=== Exercise prompt ===
Answer with one number: how many lines hold the string "может".

-- Supplied information start --

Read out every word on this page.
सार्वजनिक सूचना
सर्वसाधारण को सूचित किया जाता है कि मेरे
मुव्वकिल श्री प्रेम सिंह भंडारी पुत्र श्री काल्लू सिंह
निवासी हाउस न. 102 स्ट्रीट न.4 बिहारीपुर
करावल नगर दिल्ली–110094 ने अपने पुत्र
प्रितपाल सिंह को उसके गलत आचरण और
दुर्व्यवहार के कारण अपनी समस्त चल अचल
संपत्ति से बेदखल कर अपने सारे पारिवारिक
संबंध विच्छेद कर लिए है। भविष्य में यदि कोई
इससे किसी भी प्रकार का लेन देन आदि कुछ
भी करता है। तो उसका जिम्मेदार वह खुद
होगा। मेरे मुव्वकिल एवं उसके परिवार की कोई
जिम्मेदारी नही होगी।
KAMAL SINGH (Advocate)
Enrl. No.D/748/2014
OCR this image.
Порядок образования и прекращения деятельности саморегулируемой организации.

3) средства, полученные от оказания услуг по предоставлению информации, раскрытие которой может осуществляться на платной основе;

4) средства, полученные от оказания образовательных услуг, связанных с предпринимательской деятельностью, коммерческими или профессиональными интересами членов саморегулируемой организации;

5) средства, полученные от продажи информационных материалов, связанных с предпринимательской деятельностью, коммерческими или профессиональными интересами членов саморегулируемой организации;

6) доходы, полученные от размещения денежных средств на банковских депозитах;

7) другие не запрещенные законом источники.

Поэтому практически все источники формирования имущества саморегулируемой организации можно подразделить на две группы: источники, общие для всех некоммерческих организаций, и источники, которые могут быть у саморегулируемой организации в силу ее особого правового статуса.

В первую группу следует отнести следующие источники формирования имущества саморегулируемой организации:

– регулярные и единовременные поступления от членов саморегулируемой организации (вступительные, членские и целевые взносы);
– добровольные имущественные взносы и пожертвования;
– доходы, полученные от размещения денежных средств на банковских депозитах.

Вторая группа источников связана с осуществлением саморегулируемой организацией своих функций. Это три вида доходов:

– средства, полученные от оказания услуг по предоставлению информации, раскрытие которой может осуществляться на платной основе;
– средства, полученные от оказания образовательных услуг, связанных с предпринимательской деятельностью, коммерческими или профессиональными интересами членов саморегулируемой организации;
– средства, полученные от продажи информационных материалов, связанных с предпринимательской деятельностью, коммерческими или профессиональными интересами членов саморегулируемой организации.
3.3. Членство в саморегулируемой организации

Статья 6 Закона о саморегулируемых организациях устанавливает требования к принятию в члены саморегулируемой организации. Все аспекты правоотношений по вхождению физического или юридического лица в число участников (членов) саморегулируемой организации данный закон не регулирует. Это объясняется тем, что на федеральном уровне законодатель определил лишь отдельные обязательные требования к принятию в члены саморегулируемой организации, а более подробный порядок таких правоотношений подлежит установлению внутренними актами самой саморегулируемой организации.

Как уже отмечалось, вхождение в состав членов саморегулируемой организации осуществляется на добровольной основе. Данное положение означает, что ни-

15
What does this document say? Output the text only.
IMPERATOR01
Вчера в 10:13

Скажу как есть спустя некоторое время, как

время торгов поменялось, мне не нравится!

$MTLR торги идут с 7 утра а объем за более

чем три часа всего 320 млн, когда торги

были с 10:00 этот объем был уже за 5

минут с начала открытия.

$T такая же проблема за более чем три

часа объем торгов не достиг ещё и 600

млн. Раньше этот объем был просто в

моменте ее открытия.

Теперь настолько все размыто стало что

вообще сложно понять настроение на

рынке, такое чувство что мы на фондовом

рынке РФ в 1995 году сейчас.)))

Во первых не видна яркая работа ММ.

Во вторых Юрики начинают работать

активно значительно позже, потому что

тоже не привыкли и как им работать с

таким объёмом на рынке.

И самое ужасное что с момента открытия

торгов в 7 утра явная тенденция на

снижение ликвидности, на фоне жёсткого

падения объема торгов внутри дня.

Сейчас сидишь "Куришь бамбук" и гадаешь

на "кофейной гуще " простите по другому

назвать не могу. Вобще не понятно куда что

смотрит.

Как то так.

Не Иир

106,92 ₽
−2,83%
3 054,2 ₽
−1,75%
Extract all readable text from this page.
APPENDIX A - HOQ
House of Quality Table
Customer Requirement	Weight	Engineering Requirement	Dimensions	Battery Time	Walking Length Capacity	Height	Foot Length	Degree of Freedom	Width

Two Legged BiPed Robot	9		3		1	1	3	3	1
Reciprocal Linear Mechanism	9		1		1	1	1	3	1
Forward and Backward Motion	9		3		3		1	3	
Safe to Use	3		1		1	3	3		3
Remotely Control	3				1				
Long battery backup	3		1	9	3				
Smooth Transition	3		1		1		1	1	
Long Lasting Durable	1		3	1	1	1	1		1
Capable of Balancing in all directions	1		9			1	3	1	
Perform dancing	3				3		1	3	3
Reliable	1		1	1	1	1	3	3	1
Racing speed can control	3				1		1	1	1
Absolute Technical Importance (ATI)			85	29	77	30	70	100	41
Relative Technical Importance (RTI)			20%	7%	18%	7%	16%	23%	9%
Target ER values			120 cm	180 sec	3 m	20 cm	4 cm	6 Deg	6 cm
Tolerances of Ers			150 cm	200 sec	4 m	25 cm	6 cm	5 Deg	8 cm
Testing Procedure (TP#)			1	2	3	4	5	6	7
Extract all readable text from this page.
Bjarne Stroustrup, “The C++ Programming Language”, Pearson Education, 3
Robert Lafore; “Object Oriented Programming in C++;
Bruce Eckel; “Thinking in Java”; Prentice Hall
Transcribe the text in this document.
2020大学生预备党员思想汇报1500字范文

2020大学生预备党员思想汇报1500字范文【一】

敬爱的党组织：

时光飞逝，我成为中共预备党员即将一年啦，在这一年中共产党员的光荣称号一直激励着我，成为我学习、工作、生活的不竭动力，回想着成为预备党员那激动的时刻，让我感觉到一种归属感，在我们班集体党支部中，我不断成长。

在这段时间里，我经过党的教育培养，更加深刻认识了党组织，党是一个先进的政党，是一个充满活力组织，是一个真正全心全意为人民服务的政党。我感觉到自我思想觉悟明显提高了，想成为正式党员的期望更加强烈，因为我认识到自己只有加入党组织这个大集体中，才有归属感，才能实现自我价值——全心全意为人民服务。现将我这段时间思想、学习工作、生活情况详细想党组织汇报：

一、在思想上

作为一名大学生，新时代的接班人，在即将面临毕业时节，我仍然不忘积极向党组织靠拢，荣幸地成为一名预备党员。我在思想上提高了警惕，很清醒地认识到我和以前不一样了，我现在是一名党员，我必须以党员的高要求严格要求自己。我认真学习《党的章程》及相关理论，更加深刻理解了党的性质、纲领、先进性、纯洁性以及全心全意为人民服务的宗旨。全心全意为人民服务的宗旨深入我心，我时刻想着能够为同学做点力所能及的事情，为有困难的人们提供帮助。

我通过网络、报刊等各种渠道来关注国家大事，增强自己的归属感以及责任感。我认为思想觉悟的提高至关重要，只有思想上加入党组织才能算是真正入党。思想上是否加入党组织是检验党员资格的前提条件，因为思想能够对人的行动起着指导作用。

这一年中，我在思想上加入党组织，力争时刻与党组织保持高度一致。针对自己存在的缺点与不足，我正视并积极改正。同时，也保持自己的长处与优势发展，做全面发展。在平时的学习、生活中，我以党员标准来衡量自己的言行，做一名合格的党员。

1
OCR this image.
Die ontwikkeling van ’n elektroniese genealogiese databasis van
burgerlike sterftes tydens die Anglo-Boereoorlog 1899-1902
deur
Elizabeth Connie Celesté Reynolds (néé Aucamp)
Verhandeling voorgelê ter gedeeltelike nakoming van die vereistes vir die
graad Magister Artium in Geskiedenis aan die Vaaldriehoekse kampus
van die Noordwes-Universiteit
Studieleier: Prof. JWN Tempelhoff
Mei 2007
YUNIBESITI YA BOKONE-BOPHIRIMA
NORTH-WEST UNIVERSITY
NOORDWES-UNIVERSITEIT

-- Supplied information end --

=== Final result ===
2